**Data for this exercise:**
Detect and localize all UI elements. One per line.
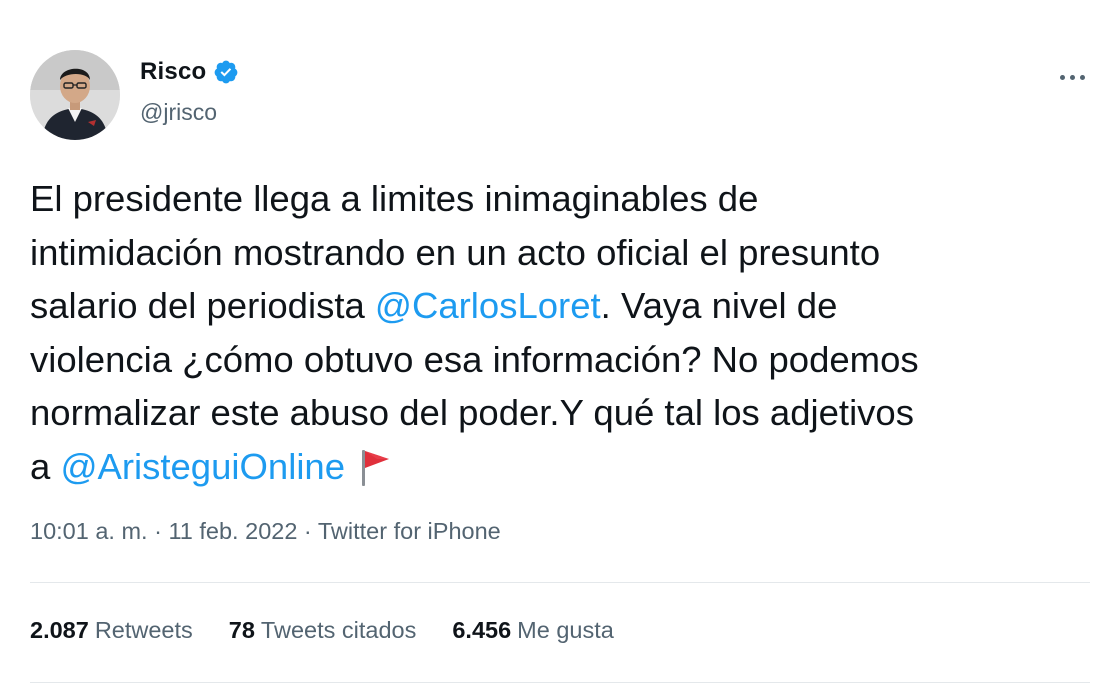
retweets-label: Retweets — [94, 617, 193, 643]
divider — [30, 582, 1090, 583]
more-options-button[interactable] — [1052, 62, 1092, 92]
divider — [30, 682, 1090, 683]
tweet-date[interactable]: 11 feb. 2022 — [168, 518, 297, 544]
author-name-row: Risco — [140, 58, 239, 86]
tweet-meta: 10:01 a. m. · 11 feb. 2022 · Twitter for… — [30, 518, 501, 545]
meta-separator: · — [147, 518, 169, 544]
retweets-count: 2.087 — [30, 617, 89, 643]
retweets-stat[interactable]: 2.087 Retweets — [30, 617, 193, 644]
likes-label: Me gusta — [517, 617, 614, 643]
quotes-label: Tweets citados — [260, 617, 417, 643]
mention-carlosloret-link[interactable]: @CarlosLoret — [375, 285, 601, 326]
mention-aristeguionline-link[interactable]: @AristeguiOnline — [60, 446, 345, 487]
meta-separator: · — [297, 518, 318, 544]
tweet-stats: 2.087 Retweets 78 Tweets citados 6.456 Me g… — [30, 617, 650, 644]
tweet-time[interactable]: 10:01 a. m. — [30, 518, 148, 544]
red-triangular-flag-icon — [359, 447, 391, 487]
more-dot-icon — [1079, 74, 1085, 80]
likes-stat[interactable]: 6.456 Me gusta — [452, 617, 613, 644]
verified-badge-icon — [213, 59, 239, 85]
avatar-image — [30, 50, 120, 140]
tweet-source[interactable]: Twitter for iPhone — [318, 518, 501, 544]
likes-count: 6.456 — [452, 617, 512, 643]
quote-tweets-stat[interactable]: 78 Tweets citados — [229, 617, 417, 644]
avatar[interactable] — [30, 50, 120, 140]
more-dot-icon — [1059, 74, 1065, 80]
author-name[interactable]: Risco — [140, 58, 206, 86]
tweet-text: El presidente llega a limites inimaginab… — [30, 172, 1100, 494]
quotes-count: 78 — [228, 617, 255, 643]
author-handle[interactable]: @jrisco — [140, 99, 217, 126]
tweet-card: Risco @jrisco El presidente llega a limi… — [0, 0, 1120, 696]
more-dot-icon — [1069, 74, 1075, 80]
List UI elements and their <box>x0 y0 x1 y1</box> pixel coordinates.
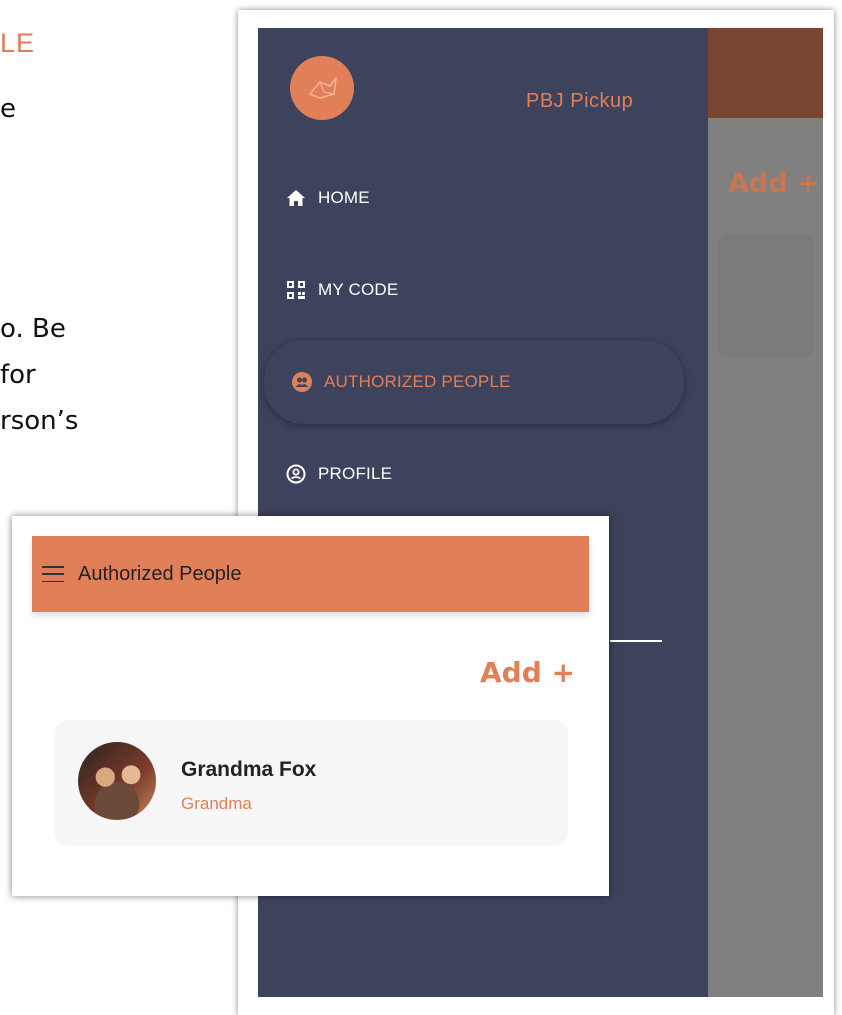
nav-item-profile[interactable]: PROFILE <box>258 444 698 504</box>
nav-item-authorized-people[interactable]: AUTHORIZED PEOPLE <box>264 340 684 424</box>
doc-text-line: rson’s <box>0 406 79 436</box>
person-name: Grandma Fox <box>181 758 317 781</box>
avatar <box>78 742 156 820</box>
drawer-divider <box>610 640 662 642</box>
doc-text-line: o. Be <box>0 314 66 344</box>
nav-item-label: PROFILE <box>318 464 393 483</box>
profile-icon <box>286 464 306 484</box>
people-icon <box>292 372 312 392</box>
authorized-people-screenshot: Authorized People Add + Grandma Fox Gran… <box>12 516 609 896</box>
doc-text-line: for <box>0 360 36 390</box>
nav-item-home[interactable]: HOME <box>258 168 698 228</box>
person-relation: Grandma <box>181 794 252 813</box>
hamburger-menu-icon[interactable] <box>42 566 64 582</box>
qr-code-icon <box>286 280 306 300</box>
page-title: Authorized People <box>78 562 242 585</box>
nav-item-label: MY CODE <box>318 280 399 299</box>
home-icon <box>286 188 306 208</box>
app-logo <box>290 56 354 120</box>
doc-text-line: e <box>0 94 16 124</box>
doc-heading-fragment: LE <box>0 28 36 58</box>
add-person-button[interactable]: Add + <box>480 656 575 689</box>
app-name: PBJ Pickup <box>526 90 634 112</box>
nav-item-label: AUTHORIZED PEOPLE <box>324 372 511 391</box>
fox-logo-icon <box>309 77 337 99</box>
nav-item-my-code[interactable]: MY CODE <box>258 260 698 320</box>
app-header: Authorized People <box>32 536 589 612</box>
nav-item-label: HOME <box>318 188 370 207</box>
person-card[interactable]: Grandma Fox Grandma <box>54 720 568 846</box>
add-person-button[interactable]: Add + <box>728 168 820 199</box>
person-card[interactable] <box>718 233 813 358</box>
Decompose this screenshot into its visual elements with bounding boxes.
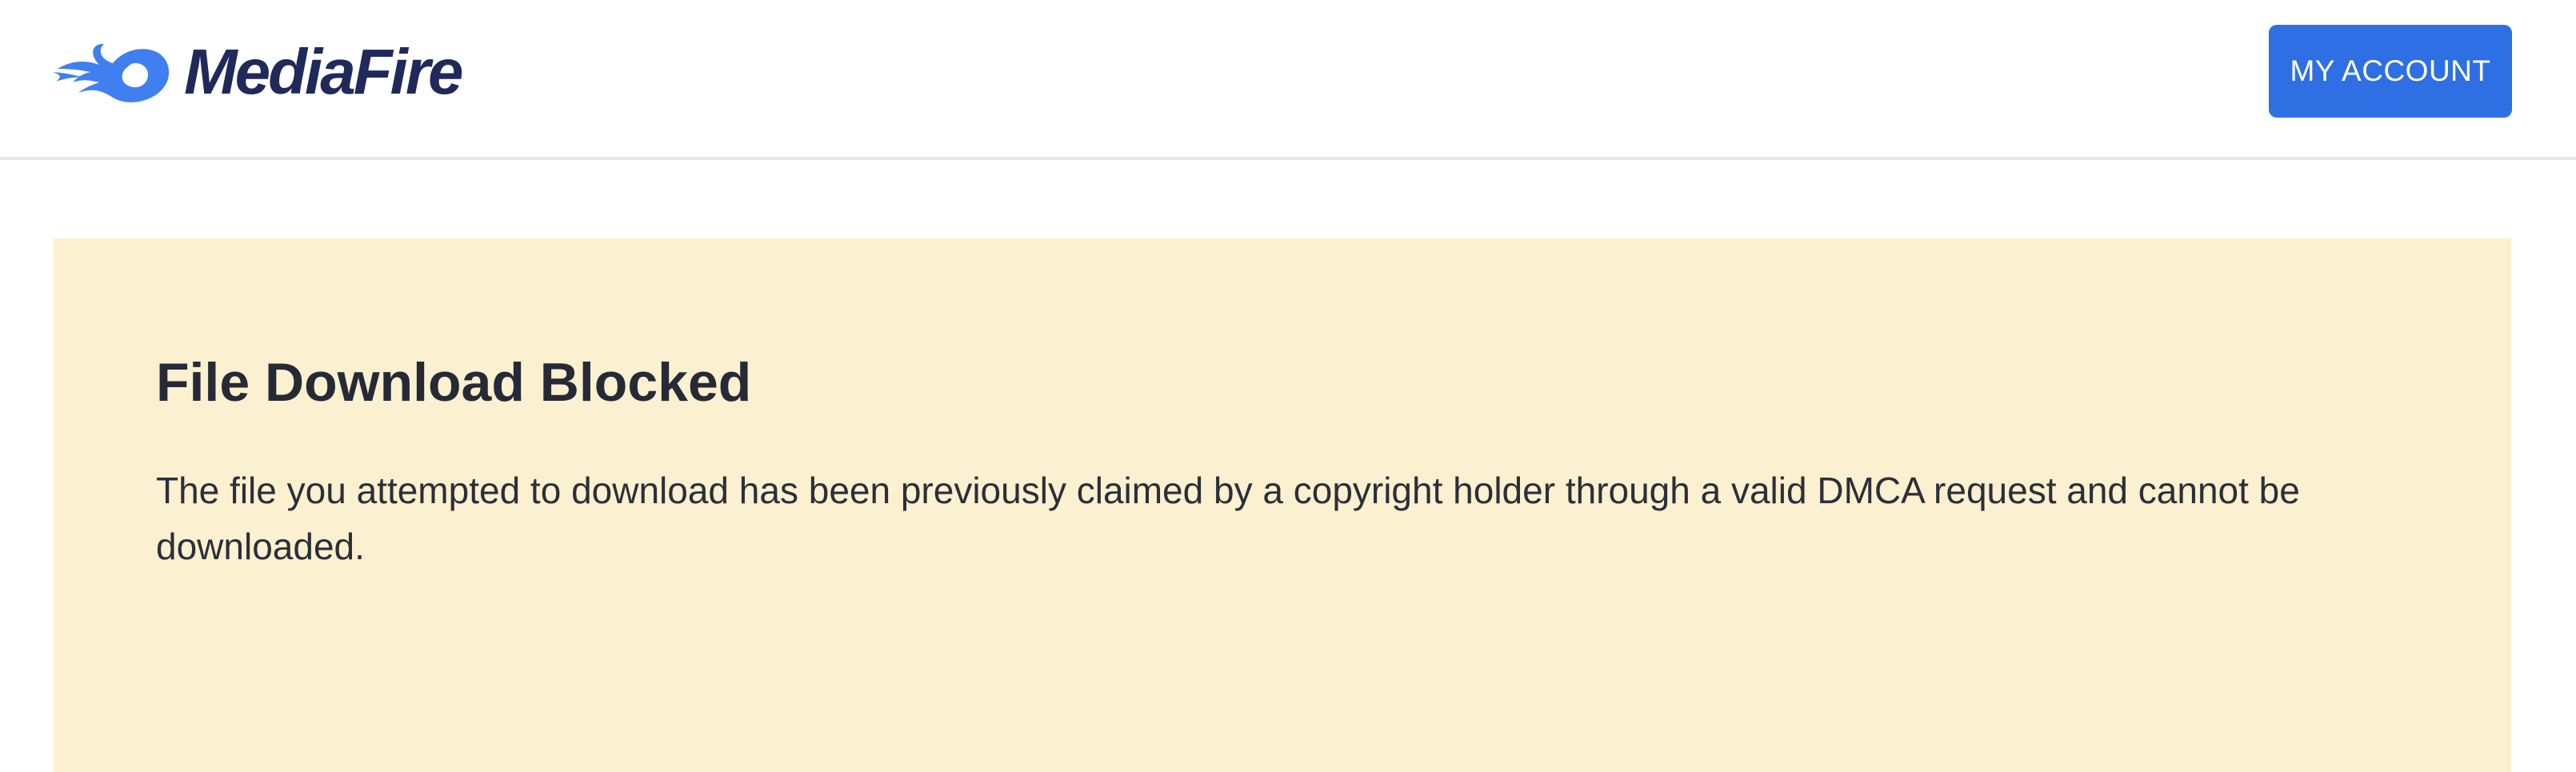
flame-logo-icon xyxy=(53,43,170,102)
my-account-button[interactable]: MY ACCOUNT xyxy=(2269,25,2512,118)
download-blocked-notice: File Download Blocked The file you attem… xyxy=(54,238,2511,772)
mediafire-wordmark: MediaFire xyxy=(184,36,463,107)
mediafire-logo[interactable]: MediaFire xyxy=(53,32,463,112)
notice-title: File Download Blocked xyxy=(156,352,752,413)
notice-message: The file you attempted to download has b… xyxy=(156,469,2300,567)
site-header: MediaFire MY ACCOUNT xyxy=(0,0,2576,160)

**To be done:**
Please copy every line above character for character, leaving out the pictures.

**Result for this exercise:**
Detect and localize all UI elements. One per line.
retweets-label: Retweets — [94, 617, 193, 643]
divider — [30, 582, 1090, 583]
more-options-button[interactable] — [1052, 62, 1092, 92]
divider — [30, 682, 1090, 683]
tweet-date[interactable]: 11 feb. 2022 — [168, 518, 297, 544]
author-name-row: Risco — [140, 58, 239, 86]
tweet-meta: 10:01 a. m. · 11 feb. 2022 · Twitter for… — [30, 518, 501, 545]
meta-separator: · — [147, 518, 169, 544]
retweets-count: 2.087 — [30, 617, 89, 643]
retweets-stat[interactable]: 2.087 Retweets — [30, 617, 193, 644]
likes-label: Me gusta — [517, 617, 614, 643]
quotes-label: Tweets citados — [260, 617, 417, 643]
mention-carlosloret-link[interactable]: @CarlosLoret — [375, 285, 601, 326]
mention-aristeguionline-link[interactable]: @AristeguiOnline — [60, 446, 345, 487]
meta-separator: · — [297, 518, 318, 544]
tweet-stats: 2.087 Retweets 78 Tweets citados 6.456 Me g… — [30, 617, 650, 644]
tweet-time[interactable]: 10:01 a. m. — [30, 518, 148, 544]
red-triangular-flag-icon — [359, 447, 391, 487]
more-dot-icon — [1079, 74, 1085, 80]
likes-stat[interactable]: 6.456 Me gusta — [452, 617, 613, 644]
verified-badge-icon — [213, 59, 239, 85]
avatar-image — [30, 50, 120, 140]
tweet-source[interactable]: Twitter for iPhone — [318, 518, 501, 544]
likes-count: 6.456 — [452, 617, 512, 643]
quote-tweets-stat[interactable]: 78 Tweets citados — [229, 617, 417, 644]
avatar[interactable] — [30, 50, 120, 140]
more-dot-icon — [1059, 74, 1065, 80]
author-name[interactable]: Risco — [140, 58, 206, 86]
tweet-text: El presidente llega a limites inimaginab… — [30, 172, 1100, 494]
quotes-count: 78 — [228, 617, 255, 643]
author-handle[interactable]: @jrisco — [140, 99, 217, 126]
tweet-card: Risco @jrisco El presidente llega a limi… — [0, 0, 1120, 696]
more-dot-icon — [1069, 74, 1075, 80]
List UI elements and their <box>x0 y0 x1 y1</box> pixel coordinates.
nav-item-profile[interactable]: PROFILE <box>258 444 698 504</box>
nav-item-authorized-people[interactable]: AUTHORIZED PEOPLE <box>264 340 684 424</box>
doc-text-line: rson’s <box>0 406 79 436</box>
person-name: Grandma Fox <box>181 758 317 781</box>
avatar <box>78 742 156 820</box>
drawer-divider <box>610 640 662 642</box>
doc-text-line: o. Be <box>0 314 66 344</box>
nav-item-label: PROFILE <box>318 464 393 483</box>
profile-icon <box>286 464 306 484</box>
people-icon <box>292 372 312 392</box>
authorized-people-screenshot: Authorized People Add + Grandma Fox Gran… <box>12 516 609 896</box>
doc-text-line: for <box>0 360 36 390</box>
nav-item-home[interactable]: HOME <box>258 168 698 228</box>
person-relation: Grandma <box>181 794 252 813</box>
hamburger-menu-icon[interactable] <box>42 566 64 582</box>
qr-code-icon <box>286 280 306 300</box>
page-title: Authorized People <box>78 562 242 585</box>
nav-item-label: MY CODE <box>318 280 399 299</box>
home-icon <box>286 188 306 208</box>
app-logo <box>290 56 354 120</box>
doc-text-line: e <box>0 94 16 124</box>
doc-heading-fragment: LE <box>0 28 36 58</box>
add-person-button[interactable]: Add + <box>480 656 575 689</box>
app-name: PBJ Pickup <box>526 90 634 112</box>
nav-item-label: AUTHORIZED PEOPLE <box>324 372 511 391</box>
fox-logo-icon <box>309 77 337 99</box>
nav-item-my-code[interactable]: MY CODE <box>258 260 698 320</box>
app-header: Authorized People <box>32 536 589 612</box>
nav-item-label: HOME <box>318 188 370 207</box>
person-card[interactable]: Grandma Fox Grandma <box>54 720 568 846</box>
add-person-button[interactable]: Add + <box>728 168 820 199</box>
person-card[interactable] <box>718 233 813 358</box>
Decompose this screenshot into its visual elements with bounding boxes.
flame-logo-icon xyxy=(53,43,170,102)
my-account-button[interactable]: MY ACCOUNT xyxy=(2269,25,2512,118)
download-blocked-notice: File Download Blocked The file you attem… xyxy=(54,238,2511,772)
mediafire-wordmark: MediaFire xyxy=(184,36,463,107)
mediafire-logo[interactable]: MediaFire xyxy=(53,32,463,112)
notice-title: File Download Blocked xyxy=(156,352,752,413)
notice-message: The file you attempted to download has b… xyxy=(156,469,2300,567)
site-header: MediaFire MY ACCOUNT xyxy=(0,0,2576,160)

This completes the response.